▸ EXCERPTED DATA:

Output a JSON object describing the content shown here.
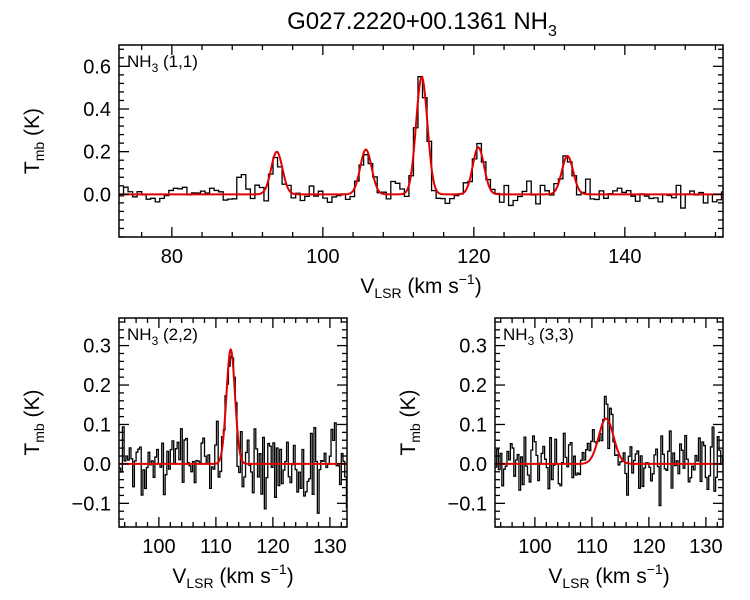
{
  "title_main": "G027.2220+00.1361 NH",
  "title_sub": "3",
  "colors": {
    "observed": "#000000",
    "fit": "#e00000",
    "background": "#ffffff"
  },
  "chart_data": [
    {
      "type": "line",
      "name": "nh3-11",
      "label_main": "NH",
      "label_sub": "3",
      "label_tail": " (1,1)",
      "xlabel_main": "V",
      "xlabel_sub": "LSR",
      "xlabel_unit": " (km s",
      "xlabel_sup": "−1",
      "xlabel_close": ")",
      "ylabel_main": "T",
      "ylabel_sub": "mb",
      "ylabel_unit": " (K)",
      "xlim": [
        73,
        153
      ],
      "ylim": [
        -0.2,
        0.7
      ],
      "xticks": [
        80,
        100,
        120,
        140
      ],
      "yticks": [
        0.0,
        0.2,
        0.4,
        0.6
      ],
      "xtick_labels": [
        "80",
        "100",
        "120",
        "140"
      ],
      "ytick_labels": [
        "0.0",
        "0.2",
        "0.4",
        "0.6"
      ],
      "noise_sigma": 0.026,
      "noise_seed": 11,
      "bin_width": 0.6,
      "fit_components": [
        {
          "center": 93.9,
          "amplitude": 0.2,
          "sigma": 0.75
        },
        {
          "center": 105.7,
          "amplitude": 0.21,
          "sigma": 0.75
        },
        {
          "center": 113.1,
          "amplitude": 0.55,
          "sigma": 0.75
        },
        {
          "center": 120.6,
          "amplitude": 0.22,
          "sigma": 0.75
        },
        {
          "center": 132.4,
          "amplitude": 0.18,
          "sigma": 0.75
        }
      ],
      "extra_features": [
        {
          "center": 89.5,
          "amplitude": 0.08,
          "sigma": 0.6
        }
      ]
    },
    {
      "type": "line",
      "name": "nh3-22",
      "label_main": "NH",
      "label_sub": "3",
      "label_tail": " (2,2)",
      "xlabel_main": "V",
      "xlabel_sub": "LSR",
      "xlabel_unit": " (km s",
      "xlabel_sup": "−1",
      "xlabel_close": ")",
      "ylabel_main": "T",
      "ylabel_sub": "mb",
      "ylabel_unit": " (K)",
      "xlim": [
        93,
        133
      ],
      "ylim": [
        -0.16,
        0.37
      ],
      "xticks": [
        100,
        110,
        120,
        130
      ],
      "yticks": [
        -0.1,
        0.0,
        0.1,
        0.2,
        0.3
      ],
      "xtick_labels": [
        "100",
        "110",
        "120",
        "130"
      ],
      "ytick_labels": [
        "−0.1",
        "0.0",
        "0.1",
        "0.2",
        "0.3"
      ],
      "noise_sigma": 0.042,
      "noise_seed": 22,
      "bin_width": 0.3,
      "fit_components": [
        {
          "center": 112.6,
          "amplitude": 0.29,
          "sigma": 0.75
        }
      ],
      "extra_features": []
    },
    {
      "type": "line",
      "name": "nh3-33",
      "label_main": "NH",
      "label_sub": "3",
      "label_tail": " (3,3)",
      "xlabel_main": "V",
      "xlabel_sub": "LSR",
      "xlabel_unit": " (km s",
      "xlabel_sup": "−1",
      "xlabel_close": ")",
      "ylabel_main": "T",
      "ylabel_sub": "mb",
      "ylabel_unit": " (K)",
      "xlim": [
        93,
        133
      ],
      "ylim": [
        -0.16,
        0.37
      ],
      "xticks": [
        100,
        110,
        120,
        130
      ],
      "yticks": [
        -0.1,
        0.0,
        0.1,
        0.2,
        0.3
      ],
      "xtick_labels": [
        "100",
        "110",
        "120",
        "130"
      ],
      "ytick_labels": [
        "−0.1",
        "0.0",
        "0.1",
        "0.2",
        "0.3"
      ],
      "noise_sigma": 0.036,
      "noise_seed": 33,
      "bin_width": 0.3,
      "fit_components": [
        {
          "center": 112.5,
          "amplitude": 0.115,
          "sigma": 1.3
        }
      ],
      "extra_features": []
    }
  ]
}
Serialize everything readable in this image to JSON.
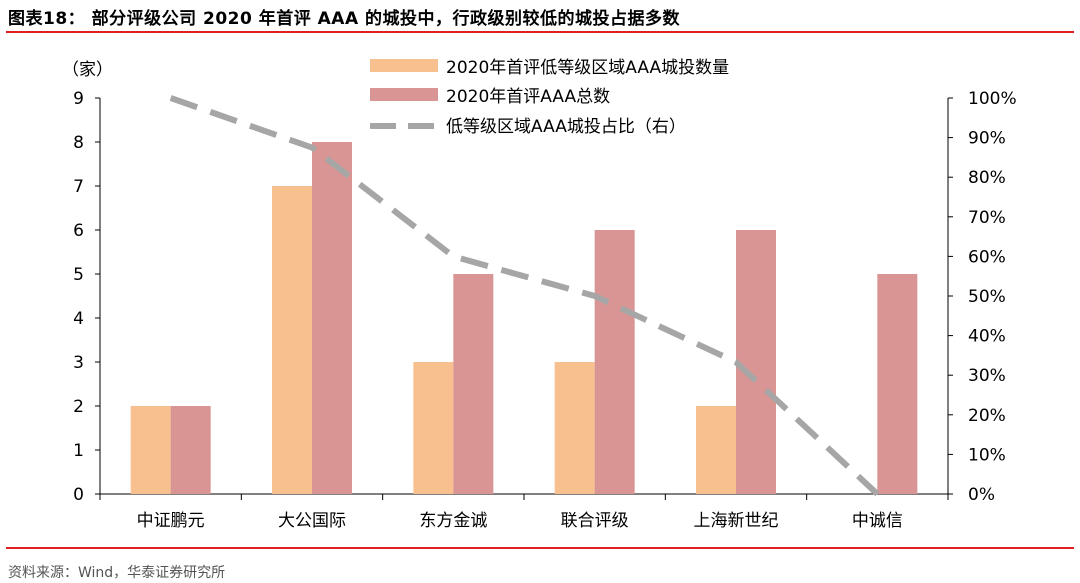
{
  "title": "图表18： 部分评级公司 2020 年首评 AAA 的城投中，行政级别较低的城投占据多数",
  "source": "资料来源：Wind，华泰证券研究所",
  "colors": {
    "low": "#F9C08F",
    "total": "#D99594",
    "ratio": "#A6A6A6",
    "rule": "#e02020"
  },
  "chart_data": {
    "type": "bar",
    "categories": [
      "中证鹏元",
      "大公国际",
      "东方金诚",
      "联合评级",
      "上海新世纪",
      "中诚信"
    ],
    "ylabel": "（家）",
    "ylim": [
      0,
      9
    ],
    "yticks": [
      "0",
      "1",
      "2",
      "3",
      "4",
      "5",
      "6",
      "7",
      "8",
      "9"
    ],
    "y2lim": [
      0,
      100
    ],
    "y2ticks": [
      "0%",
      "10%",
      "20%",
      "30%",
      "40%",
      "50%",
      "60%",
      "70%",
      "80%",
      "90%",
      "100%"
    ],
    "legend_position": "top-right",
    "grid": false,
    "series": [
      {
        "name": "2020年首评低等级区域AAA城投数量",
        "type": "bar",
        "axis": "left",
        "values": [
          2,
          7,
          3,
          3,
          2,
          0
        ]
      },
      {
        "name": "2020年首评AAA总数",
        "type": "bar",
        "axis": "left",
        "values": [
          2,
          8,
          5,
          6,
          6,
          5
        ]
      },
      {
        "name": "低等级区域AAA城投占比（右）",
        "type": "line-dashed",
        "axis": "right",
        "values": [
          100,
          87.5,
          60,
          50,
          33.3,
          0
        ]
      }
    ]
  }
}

▸ INSTRUCTIONS FOR THE TASK: Find the lines above that include the string "name" and copy them.

▸ RESULT FOR THIS TASK:
      "name": "nh3-11",
      "name": "nh3-22",
      "name": "nh3-33",
        "name": "2020年首评低等级区域AAA城投数量",
        "name": "2020年首评AAA总数",
        "name": "低等级区域AAA城投占比（右）",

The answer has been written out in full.